### Short exercise
What follows is a set of records; repeat all of them exactly.

Data entries:
>>>>>
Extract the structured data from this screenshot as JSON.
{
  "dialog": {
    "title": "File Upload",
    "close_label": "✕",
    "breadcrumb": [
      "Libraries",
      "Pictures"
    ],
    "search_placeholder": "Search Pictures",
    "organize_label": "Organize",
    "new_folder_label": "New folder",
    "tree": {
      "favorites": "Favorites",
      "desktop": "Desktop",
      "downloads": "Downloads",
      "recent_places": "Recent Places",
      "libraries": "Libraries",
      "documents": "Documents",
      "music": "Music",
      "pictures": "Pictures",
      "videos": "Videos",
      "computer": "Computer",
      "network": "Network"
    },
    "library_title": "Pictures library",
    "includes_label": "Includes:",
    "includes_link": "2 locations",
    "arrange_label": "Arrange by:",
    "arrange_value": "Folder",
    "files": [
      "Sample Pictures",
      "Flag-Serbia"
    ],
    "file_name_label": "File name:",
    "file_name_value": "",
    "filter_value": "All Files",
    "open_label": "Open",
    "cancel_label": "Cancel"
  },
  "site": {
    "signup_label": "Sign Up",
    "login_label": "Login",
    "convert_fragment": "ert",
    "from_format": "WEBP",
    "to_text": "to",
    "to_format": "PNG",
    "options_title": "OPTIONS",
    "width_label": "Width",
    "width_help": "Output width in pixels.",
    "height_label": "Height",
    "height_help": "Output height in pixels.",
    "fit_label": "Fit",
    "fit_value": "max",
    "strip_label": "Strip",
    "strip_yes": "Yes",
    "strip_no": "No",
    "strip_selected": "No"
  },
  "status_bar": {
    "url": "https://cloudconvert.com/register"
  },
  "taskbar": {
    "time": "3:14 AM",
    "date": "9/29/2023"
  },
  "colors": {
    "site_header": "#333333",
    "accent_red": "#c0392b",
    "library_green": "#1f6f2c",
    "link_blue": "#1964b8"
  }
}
<<<<<
### Task response
Extract the structured data from this screenshot as JSON.
{
  "dialog": {
    "title": "File Upload",
    "close_label": "✕",
    "breadcrumb": [
      "Libraries",
      "Pictures"
    ],
    "search_placeholder": "Search Pictures",
    "organize_label": "Organize",
    "new_folder_label": "New folder",
    "tree": {
      "favorites": "Favorites",
      "desktop": "Desktop",
      "downloads": "Downloads",
      "recent_places": "Recent Places",
      "libraries": "Libraries",
      "documents": "Documents",
      "music": "Music",
      "pictures": "Pictures",
      "videos": "Videos",
      "computer": "Computer",
      "network": "Network"
    },
    "library_title": "Pictures library",
    "includes_label": "Includes:",
    "includes_link": "2 locations",
    "arrange_label": "Arrange by:",
    "arrange_value": "Folder",
    "files": [
      "Sample Pictures",
      "Flag-Serbia"
    ],
    "file_name_label": "File name:",
    "file_name_value": "",
    "filter_value": "All Files",
    "open_label": "Open",
    "cancel_label": "Cancel"
  },
  "site": {
    "signup_label": "Sign Up",
    "login_label": "Login",
    "convert_fragment": "ert",
    "from_format": "WEBP",
    "to_text": "to",
    "to_format": "PNG",
    "options_title": "OPTIONS",
    "width_label": "Width",
    "width_help": "Output width in pixels.",
    "height_label": "Height",
    "height_help": "Output height in pixels.",
    "fit_label": "Fit",
    "fit_value": "max",
    "strip_label": "Strip",
    "strip_yes": "Yes",
    "strip_no": "No",
    "strip_selected": "No"
  },
  "status_bar": {
    "url": "https://cloudconvert.com/register"
  },
  "taskbar": {
    "time": "3:14 AM",
    "date": "9/29/2023"
  },
  "colors": {
    "site_header": "#333333",
    "accent_red": "#c0392b",
    "library_green": "#1f6f2c",
    "link_blue": "#1964b8"
  }
}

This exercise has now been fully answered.